Task - Check each line of the listing, and copy it if it contains the word "with".

Excerpted data -

----------------

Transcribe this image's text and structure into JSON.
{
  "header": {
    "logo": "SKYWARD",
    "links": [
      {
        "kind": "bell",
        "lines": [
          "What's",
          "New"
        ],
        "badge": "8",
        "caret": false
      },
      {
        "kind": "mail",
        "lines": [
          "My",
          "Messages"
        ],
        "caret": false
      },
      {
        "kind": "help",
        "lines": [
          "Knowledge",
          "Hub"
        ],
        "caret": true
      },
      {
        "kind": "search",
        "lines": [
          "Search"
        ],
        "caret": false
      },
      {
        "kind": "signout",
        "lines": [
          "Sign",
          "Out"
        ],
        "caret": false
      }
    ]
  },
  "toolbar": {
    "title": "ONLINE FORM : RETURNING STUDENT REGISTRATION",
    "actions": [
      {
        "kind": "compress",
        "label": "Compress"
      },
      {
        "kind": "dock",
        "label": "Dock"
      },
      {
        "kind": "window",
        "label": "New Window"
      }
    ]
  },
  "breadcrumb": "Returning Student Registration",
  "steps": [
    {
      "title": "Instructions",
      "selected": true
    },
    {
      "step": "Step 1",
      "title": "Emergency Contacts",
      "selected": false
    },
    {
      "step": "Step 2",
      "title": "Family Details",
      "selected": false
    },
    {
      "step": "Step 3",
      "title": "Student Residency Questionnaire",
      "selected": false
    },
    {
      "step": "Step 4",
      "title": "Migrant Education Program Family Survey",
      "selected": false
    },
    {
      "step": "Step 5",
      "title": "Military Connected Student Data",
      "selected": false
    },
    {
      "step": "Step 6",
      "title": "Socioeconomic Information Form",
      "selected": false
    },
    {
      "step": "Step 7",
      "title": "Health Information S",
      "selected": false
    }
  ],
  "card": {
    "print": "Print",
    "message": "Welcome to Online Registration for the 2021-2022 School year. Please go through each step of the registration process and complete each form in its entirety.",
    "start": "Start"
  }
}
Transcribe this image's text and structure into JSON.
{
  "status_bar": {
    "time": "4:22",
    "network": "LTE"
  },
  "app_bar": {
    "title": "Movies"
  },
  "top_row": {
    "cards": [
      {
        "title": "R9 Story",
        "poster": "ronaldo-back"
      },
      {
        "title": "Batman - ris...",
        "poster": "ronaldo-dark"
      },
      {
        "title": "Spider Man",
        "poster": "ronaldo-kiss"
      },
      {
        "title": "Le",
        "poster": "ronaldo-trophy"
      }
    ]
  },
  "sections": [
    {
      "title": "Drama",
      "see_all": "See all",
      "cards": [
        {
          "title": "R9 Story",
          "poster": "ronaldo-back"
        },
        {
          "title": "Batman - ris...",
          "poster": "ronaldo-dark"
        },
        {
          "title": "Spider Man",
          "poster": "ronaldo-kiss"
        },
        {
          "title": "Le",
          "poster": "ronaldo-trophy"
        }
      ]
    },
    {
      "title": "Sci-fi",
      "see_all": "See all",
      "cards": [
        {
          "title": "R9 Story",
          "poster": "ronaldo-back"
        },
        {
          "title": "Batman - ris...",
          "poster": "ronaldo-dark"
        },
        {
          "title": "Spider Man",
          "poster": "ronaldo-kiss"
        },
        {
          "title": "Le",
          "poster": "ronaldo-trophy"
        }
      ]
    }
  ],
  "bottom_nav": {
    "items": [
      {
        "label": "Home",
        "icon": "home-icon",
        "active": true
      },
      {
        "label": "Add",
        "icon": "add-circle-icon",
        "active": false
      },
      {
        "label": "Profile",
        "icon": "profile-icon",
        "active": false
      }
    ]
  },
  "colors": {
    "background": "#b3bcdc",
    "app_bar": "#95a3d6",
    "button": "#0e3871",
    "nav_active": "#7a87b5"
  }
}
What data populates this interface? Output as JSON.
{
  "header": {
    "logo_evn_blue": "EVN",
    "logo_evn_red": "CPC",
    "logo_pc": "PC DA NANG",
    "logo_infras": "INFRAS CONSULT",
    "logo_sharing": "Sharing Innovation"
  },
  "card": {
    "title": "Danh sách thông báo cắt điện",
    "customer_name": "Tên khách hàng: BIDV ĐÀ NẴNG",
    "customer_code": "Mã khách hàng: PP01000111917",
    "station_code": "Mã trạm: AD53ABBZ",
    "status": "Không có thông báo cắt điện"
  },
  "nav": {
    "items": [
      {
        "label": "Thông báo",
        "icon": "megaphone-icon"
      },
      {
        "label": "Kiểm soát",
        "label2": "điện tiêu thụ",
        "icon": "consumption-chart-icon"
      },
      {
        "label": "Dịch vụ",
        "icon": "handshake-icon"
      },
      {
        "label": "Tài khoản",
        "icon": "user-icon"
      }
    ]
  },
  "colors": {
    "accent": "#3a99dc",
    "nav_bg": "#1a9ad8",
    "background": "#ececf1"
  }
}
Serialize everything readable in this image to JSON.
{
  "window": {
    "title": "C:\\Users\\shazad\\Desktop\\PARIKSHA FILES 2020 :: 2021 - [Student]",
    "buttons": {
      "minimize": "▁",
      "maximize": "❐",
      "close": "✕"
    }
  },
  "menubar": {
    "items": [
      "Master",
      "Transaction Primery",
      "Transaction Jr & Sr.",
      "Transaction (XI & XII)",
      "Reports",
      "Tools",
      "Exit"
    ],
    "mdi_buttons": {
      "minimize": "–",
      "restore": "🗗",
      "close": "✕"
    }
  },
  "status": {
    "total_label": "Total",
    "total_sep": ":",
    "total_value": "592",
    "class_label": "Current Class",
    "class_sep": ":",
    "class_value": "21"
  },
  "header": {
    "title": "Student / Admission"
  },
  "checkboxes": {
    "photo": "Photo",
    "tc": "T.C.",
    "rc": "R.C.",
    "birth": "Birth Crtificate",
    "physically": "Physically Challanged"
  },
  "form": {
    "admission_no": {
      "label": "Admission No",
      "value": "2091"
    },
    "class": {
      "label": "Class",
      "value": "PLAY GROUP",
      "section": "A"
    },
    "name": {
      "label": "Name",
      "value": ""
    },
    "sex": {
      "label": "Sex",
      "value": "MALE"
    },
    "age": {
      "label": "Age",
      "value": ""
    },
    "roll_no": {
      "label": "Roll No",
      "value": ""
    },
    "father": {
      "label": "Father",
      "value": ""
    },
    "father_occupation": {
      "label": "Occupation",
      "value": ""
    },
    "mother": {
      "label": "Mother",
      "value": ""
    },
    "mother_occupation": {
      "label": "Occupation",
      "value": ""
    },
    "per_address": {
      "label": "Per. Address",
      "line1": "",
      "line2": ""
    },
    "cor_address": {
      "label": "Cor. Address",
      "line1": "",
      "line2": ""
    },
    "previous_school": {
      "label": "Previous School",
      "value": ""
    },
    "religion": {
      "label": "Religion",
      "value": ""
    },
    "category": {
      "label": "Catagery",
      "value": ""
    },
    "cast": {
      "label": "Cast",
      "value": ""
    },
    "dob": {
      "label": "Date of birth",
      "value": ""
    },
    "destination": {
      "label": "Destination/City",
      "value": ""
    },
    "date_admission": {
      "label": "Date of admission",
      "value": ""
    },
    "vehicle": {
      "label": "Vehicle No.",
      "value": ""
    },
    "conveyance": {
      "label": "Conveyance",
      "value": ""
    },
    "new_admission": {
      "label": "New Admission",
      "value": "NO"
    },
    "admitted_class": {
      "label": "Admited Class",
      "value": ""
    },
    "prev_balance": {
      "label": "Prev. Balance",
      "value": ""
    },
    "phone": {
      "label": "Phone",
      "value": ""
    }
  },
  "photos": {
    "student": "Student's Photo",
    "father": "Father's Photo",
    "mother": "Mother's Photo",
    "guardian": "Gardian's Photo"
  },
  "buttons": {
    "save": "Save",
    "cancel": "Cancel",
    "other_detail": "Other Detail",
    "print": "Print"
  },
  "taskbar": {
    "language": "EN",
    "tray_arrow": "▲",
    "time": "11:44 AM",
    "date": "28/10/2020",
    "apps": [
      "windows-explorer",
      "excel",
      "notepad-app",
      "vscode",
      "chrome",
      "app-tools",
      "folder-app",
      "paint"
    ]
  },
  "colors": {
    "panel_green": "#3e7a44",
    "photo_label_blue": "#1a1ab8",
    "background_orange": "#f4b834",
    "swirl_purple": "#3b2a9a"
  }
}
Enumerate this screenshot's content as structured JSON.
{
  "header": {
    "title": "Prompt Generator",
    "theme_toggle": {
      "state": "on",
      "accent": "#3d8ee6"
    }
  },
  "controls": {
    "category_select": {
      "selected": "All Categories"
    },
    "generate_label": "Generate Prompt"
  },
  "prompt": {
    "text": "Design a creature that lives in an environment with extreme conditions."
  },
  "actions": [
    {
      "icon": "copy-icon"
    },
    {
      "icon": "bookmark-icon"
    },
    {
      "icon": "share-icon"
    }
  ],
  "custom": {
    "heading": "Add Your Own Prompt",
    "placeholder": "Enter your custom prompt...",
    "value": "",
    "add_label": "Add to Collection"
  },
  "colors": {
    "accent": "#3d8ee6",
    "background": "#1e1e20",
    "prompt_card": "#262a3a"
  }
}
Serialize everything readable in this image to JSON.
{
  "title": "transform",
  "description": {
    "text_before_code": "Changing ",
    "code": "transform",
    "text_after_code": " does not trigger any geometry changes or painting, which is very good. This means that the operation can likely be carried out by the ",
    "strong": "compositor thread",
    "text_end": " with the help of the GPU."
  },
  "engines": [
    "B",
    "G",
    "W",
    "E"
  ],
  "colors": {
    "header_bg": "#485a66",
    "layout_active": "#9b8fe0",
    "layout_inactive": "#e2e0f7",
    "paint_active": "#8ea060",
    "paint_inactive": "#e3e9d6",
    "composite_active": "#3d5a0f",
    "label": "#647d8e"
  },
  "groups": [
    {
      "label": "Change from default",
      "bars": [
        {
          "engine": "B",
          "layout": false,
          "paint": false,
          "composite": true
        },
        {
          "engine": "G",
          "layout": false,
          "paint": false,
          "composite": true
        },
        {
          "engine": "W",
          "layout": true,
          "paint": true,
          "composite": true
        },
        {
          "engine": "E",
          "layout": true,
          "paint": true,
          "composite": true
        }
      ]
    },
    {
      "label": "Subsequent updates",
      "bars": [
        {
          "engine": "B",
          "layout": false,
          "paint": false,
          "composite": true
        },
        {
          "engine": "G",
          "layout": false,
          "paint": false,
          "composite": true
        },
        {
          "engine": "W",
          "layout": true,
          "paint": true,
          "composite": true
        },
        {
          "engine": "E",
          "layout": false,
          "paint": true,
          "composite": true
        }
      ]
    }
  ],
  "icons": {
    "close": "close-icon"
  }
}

----------------

Task response -
    "text": "Design a creature that lives in an environment with extreme conditions."
    "text_end": " with the help of the GPU."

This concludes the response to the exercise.